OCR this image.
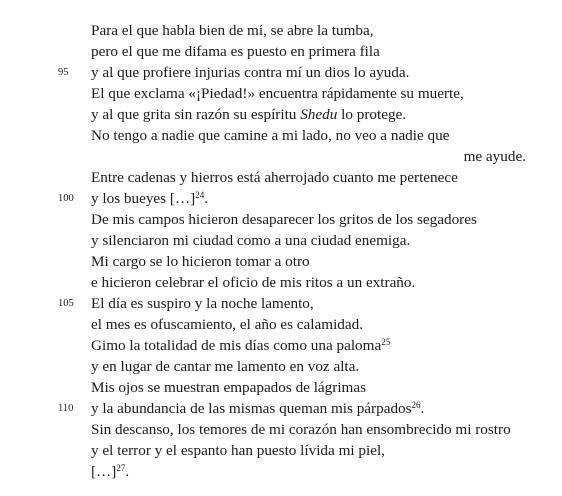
Para el que habla bien de mí, se abre la tumba,
pero el que me difama es puesto en primera fila
95	y al que profiere injurias contra mí un dios lo ayuda.
El que exclama «¡Piedad!» encuentra rápidamente su muerte,
y al que grita sin razón su espíritu Shedu lo protege.
No tengo a nadie que camine a mi lado, no veo a nadie que
me ayude.
Entre cadenas y hierros está aherrojado cuanto me pertenece
100	y los bueyes […]$^{24}$.
De mis campos hicieron desaparecer los gritos de los segadores
y silenciaron mi ciudad como a una ciudad enemiga.
Mi cargo se lo hicieron tomar a otro
e hicieron celebrar el oficio de mis ritos a un extraño.
105	El día es suspiro y la noche lamento,
el mes es ofuscamiento, el año es calamidad.
Gimo la totalidad de mis días como una paloma$^{25}$
y en lugar de cantar me lamento en voz alta.
Mis ojos se muestran empapados de lágrimas
110	y la abundancia de las mismas queman mis párpados$^{26}$.
Sin descanso, los temores de mi corazón han ensombrecido mi rostro
y el terror y el espanto han puesto lívida mi piel,
[…]$^{27}$.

.....

#### [Do this]
For each line above that contains the word "hicieron", copy that line.

#### [Answer to the problem]
De mis campos hicieron desaparecer los gritos de los segadores
Mi cargo se lo hicieron tomar a otro
e hicieron celebrar el oficio de mis ritos a un extraño.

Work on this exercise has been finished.